[Some records]
------------------------------------------------------------
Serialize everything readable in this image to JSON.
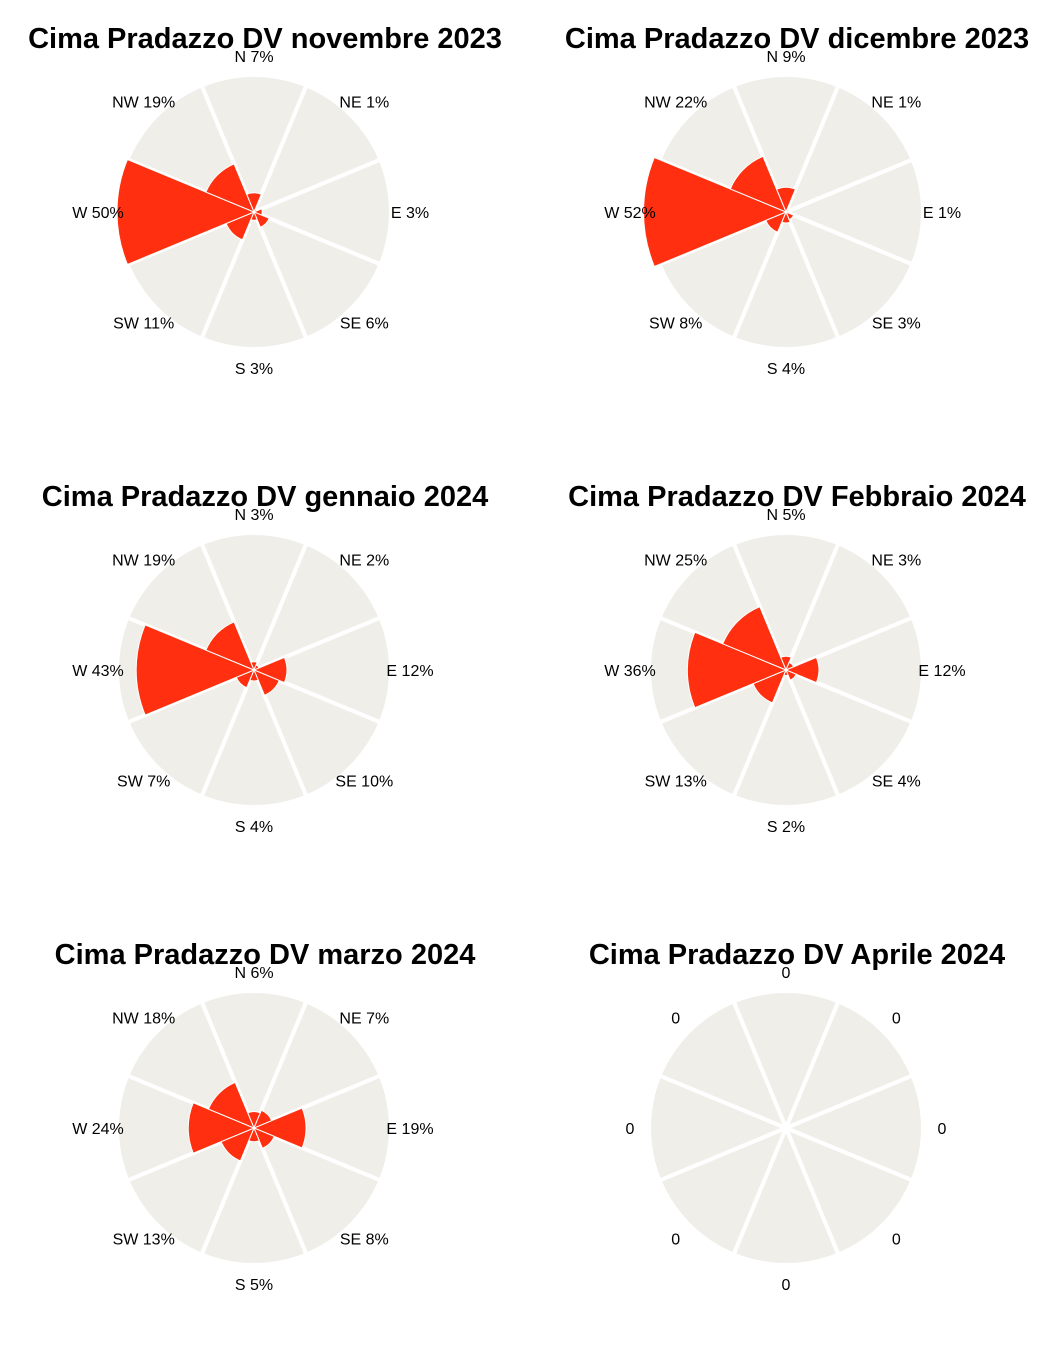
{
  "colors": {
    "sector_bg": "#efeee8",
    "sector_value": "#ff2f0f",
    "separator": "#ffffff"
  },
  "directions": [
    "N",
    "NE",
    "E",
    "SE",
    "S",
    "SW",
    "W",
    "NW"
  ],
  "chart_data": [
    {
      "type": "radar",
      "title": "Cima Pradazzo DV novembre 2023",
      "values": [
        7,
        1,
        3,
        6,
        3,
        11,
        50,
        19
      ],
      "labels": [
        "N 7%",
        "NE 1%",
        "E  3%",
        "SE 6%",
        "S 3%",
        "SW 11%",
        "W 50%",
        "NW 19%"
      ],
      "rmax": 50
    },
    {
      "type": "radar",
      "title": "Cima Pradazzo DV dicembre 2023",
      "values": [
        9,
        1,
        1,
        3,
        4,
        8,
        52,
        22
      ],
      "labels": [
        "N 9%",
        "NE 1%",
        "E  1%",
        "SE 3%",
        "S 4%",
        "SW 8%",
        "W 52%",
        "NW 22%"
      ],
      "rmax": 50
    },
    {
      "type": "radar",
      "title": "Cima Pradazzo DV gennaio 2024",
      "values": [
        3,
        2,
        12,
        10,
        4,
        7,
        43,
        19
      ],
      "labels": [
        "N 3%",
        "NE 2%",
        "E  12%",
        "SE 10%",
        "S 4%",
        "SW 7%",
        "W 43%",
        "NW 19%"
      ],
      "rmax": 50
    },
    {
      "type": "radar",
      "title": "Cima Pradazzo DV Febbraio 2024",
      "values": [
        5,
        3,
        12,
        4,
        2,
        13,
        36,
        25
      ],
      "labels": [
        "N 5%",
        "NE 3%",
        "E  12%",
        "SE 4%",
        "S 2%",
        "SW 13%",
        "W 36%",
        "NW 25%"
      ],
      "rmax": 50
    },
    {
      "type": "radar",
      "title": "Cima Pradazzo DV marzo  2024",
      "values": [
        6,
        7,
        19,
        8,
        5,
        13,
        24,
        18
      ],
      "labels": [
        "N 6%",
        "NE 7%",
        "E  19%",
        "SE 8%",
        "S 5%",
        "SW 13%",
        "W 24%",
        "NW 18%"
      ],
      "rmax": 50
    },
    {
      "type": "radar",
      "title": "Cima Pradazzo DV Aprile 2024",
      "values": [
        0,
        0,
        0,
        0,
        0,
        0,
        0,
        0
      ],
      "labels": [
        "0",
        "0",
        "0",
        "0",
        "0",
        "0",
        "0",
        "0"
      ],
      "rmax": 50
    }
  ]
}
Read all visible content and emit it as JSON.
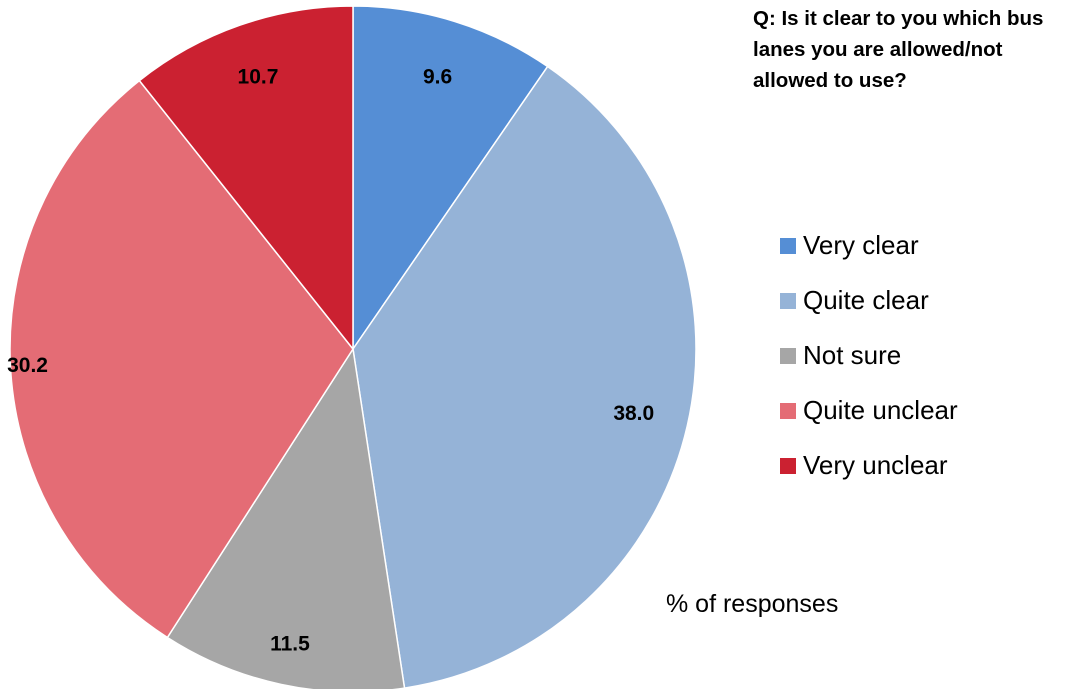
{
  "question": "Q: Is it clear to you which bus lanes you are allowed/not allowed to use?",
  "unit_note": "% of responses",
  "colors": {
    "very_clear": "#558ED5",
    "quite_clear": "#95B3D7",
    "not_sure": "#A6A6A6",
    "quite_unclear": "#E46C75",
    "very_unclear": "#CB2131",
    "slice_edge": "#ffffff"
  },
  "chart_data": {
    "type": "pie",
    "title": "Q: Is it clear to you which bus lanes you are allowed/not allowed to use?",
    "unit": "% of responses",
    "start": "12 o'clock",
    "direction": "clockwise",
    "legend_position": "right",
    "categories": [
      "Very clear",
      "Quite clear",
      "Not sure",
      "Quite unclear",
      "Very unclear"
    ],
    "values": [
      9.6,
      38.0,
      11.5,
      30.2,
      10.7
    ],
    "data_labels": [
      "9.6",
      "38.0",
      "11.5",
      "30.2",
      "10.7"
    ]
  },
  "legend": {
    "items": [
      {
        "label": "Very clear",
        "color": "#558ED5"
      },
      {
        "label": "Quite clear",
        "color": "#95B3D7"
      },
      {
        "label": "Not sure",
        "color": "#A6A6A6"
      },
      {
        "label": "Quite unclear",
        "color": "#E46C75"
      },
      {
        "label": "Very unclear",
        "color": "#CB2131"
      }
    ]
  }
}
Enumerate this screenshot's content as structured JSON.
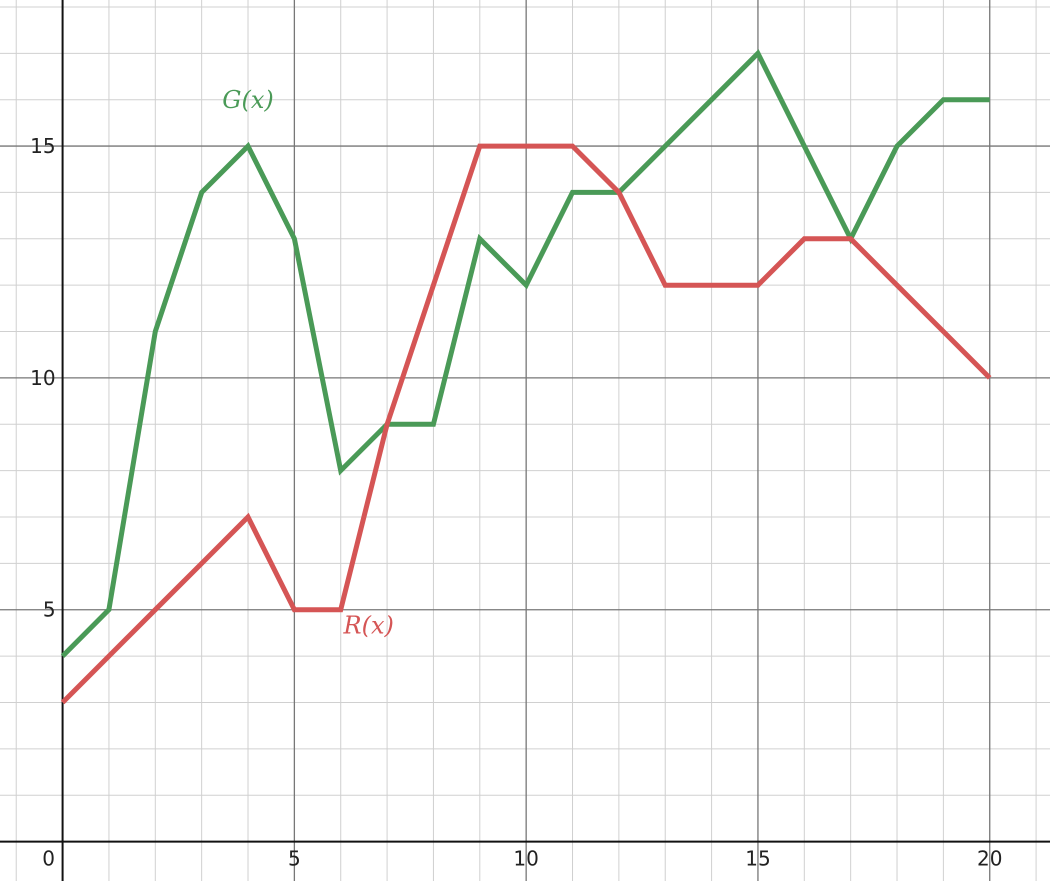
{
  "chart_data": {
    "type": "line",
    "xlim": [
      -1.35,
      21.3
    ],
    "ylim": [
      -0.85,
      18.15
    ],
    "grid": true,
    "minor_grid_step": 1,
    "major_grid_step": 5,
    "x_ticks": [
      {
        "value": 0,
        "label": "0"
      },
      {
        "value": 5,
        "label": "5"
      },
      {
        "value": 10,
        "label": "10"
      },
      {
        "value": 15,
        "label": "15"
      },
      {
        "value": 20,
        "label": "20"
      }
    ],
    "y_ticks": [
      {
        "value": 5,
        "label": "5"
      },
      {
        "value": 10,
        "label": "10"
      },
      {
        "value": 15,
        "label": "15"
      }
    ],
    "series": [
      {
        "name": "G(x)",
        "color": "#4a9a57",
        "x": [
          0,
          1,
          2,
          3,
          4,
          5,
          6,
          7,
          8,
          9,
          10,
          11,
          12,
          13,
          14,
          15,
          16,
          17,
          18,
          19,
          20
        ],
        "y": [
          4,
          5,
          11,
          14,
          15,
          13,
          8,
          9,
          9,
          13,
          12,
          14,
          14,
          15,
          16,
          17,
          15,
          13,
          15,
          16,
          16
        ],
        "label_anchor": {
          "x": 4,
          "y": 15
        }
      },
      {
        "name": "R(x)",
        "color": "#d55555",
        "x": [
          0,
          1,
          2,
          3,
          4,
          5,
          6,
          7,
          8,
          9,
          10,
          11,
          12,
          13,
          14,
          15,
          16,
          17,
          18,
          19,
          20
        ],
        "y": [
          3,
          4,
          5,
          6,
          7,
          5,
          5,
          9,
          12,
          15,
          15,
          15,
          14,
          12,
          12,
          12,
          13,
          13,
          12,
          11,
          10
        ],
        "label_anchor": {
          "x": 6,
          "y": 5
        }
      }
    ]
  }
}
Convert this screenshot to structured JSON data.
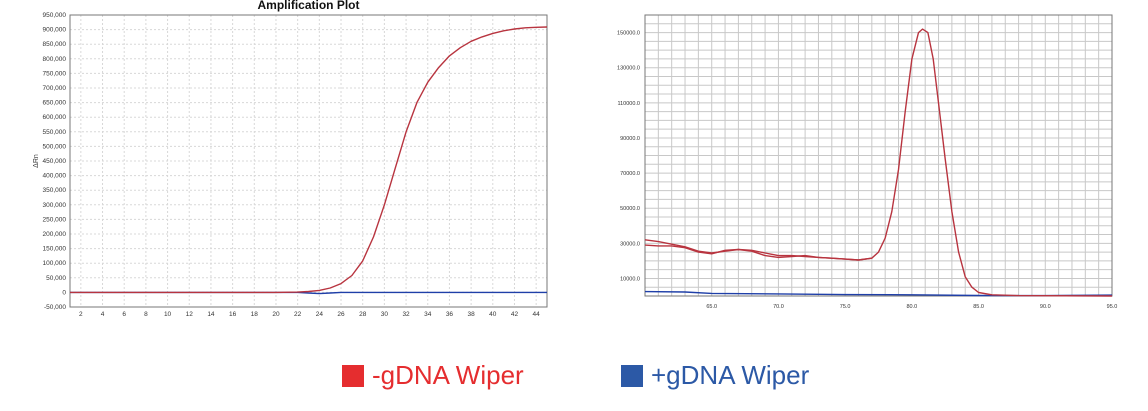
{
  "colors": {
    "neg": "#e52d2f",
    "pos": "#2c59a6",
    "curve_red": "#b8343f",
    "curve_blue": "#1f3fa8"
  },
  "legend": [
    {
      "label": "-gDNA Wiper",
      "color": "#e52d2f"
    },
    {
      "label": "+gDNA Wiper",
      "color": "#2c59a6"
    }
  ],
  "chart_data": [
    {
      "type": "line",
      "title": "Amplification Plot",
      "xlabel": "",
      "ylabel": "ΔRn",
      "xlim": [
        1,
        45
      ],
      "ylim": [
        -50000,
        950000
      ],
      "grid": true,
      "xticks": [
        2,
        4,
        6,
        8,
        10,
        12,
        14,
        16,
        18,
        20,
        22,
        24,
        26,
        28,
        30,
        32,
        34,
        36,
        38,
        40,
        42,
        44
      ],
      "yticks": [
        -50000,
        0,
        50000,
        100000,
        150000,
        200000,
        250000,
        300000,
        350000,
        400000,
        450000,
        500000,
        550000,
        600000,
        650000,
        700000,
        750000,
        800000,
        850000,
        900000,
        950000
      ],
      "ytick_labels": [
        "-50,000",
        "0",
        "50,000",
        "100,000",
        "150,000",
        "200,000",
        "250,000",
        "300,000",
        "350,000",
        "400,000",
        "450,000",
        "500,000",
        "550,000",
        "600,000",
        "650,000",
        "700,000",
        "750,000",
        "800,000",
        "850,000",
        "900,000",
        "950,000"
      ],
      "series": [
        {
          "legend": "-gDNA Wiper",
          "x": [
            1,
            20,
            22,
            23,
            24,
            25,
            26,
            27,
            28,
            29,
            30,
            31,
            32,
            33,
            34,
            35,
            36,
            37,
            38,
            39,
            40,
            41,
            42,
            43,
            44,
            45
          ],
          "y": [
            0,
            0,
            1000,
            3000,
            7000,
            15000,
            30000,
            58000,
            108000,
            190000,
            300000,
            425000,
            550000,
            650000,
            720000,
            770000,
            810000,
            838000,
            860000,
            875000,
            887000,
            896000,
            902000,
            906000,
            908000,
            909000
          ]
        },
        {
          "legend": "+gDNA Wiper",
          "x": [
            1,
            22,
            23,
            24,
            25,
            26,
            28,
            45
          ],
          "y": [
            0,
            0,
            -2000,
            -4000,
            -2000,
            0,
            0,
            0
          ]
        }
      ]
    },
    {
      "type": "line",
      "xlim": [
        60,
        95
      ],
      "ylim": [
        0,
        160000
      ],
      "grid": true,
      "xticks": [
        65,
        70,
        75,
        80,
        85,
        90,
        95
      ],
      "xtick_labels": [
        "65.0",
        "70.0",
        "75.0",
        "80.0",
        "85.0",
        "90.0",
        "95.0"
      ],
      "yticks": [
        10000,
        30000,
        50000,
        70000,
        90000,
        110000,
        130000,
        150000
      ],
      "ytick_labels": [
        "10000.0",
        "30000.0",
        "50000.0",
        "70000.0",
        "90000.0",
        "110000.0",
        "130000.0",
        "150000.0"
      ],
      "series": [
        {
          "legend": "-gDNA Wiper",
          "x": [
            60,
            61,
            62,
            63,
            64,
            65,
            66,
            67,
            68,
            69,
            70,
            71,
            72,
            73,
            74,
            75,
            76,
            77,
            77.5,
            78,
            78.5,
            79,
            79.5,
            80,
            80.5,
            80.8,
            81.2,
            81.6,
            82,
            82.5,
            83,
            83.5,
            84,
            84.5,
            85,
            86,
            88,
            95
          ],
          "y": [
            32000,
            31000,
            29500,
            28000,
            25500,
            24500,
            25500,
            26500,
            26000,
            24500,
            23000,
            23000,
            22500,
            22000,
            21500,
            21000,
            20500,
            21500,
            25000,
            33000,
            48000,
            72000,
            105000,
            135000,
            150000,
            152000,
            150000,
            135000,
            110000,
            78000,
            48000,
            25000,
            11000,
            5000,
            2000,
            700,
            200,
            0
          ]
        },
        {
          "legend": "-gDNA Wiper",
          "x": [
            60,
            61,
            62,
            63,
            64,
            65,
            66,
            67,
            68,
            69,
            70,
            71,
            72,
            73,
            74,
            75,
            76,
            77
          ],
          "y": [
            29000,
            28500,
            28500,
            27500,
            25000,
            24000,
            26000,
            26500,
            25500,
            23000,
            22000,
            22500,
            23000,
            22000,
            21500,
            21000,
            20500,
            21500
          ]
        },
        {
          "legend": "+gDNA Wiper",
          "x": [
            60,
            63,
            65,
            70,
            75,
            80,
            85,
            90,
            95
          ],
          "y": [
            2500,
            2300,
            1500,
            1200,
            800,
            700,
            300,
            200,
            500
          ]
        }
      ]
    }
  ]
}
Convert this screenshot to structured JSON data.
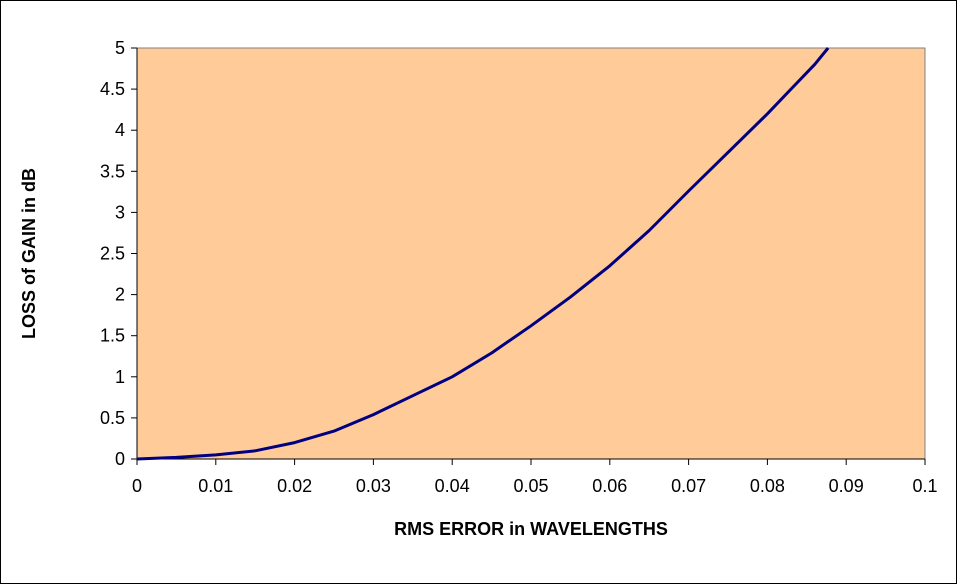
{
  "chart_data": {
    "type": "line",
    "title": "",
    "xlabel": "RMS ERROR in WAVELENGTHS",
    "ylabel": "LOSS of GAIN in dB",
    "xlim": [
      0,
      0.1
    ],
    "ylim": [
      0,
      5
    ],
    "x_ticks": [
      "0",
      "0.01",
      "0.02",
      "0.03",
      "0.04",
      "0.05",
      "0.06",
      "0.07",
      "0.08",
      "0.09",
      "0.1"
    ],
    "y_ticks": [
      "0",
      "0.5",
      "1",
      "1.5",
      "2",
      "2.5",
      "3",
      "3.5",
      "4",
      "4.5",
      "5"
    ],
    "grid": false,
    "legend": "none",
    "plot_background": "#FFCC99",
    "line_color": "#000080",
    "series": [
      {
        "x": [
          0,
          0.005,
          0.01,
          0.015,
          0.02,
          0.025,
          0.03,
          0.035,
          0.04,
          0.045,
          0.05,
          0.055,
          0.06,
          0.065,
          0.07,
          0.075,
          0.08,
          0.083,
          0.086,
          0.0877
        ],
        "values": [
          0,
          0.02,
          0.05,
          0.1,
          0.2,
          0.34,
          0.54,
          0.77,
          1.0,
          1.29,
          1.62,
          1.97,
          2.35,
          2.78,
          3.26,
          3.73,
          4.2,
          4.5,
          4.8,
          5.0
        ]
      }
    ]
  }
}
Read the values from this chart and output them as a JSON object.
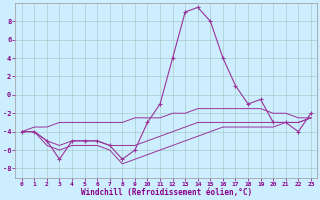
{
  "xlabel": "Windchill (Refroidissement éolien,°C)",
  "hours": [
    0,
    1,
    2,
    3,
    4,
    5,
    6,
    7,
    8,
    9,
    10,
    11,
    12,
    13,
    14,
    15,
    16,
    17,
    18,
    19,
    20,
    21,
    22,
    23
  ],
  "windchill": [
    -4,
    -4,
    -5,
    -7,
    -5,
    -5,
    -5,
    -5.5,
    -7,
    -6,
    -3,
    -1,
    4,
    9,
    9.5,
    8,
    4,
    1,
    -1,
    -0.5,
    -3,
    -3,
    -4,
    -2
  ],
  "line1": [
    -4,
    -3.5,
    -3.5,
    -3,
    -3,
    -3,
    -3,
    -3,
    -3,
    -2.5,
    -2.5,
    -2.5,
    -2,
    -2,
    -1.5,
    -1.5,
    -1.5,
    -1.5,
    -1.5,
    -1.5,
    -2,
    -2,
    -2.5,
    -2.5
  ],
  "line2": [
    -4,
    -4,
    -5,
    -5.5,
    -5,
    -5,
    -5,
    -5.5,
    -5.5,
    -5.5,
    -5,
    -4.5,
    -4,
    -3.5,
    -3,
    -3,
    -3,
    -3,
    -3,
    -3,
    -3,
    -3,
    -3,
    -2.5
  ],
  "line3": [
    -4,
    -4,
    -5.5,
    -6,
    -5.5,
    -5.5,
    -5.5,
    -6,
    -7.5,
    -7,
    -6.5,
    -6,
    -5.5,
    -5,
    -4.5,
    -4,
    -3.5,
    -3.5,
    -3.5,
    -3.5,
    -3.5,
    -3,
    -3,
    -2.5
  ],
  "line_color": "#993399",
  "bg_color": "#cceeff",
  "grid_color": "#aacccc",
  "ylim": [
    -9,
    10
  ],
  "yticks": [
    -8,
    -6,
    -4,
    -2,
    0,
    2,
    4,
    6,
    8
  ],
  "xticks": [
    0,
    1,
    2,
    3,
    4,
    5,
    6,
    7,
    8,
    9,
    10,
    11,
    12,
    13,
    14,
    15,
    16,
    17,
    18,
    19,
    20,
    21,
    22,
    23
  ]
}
------------------------------------------------------------
- Problem statement -
Where a line above contains the word "title", copy that line.

- Written response -
      "title": "Cima Pradazzo DV novembre 2023",
      "title": "Cima Pradazzo DV dicembre 2023",
      "title": "Cima Pradazzo DV gennaio 2024",
      "title": "Cima Pradazzo DV Febbraio 2024",
      "title": "Cima Pradazzo DV marzo  2024",
      "title": "Cima Pradazzo DV Aprile 2024",
    "title": "Q: Is it clear to you which bus lanes you are allowed/not allowed to use?",
      "title": "Amplification Plot",
    "title": "",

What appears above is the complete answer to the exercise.